--- begin ---
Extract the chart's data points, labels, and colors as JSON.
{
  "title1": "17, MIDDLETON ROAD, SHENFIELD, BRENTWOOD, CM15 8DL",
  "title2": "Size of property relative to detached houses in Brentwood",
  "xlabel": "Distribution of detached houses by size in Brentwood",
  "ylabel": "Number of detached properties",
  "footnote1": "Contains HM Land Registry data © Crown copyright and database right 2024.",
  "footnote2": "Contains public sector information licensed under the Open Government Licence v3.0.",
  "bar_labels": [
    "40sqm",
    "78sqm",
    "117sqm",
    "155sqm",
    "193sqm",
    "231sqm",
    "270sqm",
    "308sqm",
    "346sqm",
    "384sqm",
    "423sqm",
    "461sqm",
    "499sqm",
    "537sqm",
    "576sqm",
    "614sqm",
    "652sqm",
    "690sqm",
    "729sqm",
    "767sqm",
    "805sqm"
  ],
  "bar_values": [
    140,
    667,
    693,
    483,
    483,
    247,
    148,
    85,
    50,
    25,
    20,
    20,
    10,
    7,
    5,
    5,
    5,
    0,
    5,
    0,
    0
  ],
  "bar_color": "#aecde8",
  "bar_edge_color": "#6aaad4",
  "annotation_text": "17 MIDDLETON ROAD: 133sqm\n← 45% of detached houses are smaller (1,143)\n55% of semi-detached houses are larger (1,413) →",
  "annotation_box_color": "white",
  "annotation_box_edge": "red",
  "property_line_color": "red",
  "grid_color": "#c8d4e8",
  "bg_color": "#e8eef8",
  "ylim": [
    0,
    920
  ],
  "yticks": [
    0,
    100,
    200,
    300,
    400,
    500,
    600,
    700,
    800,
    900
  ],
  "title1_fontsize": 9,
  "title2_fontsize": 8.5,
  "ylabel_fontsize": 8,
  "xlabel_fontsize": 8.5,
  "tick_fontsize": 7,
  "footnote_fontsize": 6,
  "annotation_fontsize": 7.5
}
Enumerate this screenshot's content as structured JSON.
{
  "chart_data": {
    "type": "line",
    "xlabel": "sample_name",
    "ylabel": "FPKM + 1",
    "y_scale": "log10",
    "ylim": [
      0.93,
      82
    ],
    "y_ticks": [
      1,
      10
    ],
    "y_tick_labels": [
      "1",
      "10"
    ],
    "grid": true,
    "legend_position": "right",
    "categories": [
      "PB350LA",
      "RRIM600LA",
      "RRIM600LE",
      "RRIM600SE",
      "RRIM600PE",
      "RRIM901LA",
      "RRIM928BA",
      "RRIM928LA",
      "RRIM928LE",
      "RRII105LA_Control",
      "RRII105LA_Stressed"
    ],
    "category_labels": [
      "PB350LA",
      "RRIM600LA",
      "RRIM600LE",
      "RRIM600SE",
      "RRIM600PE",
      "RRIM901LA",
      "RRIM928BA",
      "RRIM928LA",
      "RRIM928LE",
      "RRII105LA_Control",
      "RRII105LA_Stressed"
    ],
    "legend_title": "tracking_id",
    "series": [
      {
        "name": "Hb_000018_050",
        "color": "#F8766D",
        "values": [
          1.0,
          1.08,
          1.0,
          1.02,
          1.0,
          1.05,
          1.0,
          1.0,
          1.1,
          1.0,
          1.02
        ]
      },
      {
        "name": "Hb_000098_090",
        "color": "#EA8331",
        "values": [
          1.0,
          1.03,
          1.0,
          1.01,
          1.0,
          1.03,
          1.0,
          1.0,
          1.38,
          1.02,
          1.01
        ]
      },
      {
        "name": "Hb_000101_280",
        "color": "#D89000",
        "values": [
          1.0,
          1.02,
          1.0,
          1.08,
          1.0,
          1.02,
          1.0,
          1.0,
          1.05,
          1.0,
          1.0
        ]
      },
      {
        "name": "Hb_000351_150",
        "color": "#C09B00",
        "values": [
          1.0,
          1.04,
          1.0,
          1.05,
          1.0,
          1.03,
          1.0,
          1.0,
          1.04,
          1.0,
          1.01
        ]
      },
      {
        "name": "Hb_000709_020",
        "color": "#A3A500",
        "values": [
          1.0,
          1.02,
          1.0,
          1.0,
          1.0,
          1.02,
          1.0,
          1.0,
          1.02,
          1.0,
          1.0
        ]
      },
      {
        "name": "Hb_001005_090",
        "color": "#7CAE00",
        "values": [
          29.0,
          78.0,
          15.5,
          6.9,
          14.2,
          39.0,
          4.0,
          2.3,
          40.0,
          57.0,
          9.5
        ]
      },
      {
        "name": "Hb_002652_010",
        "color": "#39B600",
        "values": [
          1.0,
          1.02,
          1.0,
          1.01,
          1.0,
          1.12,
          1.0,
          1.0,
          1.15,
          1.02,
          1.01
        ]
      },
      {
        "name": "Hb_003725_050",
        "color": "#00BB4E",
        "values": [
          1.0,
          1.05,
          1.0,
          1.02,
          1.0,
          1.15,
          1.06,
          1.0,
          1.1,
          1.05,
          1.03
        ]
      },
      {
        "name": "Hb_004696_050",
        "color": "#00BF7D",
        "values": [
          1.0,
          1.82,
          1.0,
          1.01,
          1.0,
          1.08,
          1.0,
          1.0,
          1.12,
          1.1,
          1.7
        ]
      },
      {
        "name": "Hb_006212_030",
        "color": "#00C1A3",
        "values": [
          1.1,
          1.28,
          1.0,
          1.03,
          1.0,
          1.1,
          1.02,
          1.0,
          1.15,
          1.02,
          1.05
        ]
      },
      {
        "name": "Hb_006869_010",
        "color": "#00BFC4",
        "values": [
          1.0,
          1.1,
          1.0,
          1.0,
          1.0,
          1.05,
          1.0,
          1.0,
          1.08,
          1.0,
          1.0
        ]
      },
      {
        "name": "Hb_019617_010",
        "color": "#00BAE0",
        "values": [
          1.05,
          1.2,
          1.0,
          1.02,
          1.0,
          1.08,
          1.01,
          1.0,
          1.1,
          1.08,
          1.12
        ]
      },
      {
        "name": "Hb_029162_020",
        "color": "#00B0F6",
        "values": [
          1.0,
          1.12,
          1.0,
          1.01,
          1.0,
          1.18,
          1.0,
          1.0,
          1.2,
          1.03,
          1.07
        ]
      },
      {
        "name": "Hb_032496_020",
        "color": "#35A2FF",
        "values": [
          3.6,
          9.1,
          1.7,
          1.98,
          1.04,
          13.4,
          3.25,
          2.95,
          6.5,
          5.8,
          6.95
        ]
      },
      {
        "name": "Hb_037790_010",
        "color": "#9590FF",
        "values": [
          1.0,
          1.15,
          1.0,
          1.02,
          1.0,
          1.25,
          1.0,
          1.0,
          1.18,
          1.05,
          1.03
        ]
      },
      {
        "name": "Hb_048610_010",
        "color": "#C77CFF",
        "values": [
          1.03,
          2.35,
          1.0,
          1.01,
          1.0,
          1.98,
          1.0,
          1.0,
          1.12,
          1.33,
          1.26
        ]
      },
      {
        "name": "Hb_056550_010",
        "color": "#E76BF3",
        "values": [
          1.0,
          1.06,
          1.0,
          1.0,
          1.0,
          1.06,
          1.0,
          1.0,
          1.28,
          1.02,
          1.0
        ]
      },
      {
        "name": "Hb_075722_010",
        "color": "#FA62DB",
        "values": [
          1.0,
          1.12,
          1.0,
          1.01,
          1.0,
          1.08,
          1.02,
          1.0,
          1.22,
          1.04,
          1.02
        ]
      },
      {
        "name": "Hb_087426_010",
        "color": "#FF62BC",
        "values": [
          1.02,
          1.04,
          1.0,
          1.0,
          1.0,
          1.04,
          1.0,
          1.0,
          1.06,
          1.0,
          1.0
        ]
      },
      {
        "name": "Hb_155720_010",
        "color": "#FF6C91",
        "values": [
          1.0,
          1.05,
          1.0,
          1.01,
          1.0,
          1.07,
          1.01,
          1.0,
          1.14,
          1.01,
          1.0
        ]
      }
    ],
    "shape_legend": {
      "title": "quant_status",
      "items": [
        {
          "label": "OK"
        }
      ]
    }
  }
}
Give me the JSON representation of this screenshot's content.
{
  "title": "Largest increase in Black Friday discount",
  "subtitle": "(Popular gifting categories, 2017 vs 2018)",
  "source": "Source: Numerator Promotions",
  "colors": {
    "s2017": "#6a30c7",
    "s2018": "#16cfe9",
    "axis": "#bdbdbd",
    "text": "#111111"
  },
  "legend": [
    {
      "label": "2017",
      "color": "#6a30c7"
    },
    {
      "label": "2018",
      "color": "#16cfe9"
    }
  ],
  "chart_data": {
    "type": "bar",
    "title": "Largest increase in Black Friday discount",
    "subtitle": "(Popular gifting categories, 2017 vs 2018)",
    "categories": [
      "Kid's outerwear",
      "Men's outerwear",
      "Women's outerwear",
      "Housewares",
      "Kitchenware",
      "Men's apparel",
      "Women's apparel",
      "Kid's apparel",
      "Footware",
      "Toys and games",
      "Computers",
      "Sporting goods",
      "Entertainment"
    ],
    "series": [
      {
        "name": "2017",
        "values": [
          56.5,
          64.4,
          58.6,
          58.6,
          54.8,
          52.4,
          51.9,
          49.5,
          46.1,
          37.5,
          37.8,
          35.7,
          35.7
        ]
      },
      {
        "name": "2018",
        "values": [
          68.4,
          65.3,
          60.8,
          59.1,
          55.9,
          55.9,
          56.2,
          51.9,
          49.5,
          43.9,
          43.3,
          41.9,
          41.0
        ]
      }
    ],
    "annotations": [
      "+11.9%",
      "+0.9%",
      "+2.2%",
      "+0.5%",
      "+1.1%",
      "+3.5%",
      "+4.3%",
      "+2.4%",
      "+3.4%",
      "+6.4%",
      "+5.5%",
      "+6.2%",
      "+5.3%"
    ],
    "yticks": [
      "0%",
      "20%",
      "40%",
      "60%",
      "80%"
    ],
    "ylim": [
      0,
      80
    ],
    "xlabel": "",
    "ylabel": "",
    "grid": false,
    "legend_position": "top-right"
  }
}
--- end ---
▸ **DO THIS**: From the material above, gather all lines that include the string "JSON" and copy them.

▸ **FULL SOLUTION**:
Extract the chart's data points, labels, and colors as JSON.
Enumerate this screenshot's content as structured JSON.
Give me the JSON representation of this screenshot's content.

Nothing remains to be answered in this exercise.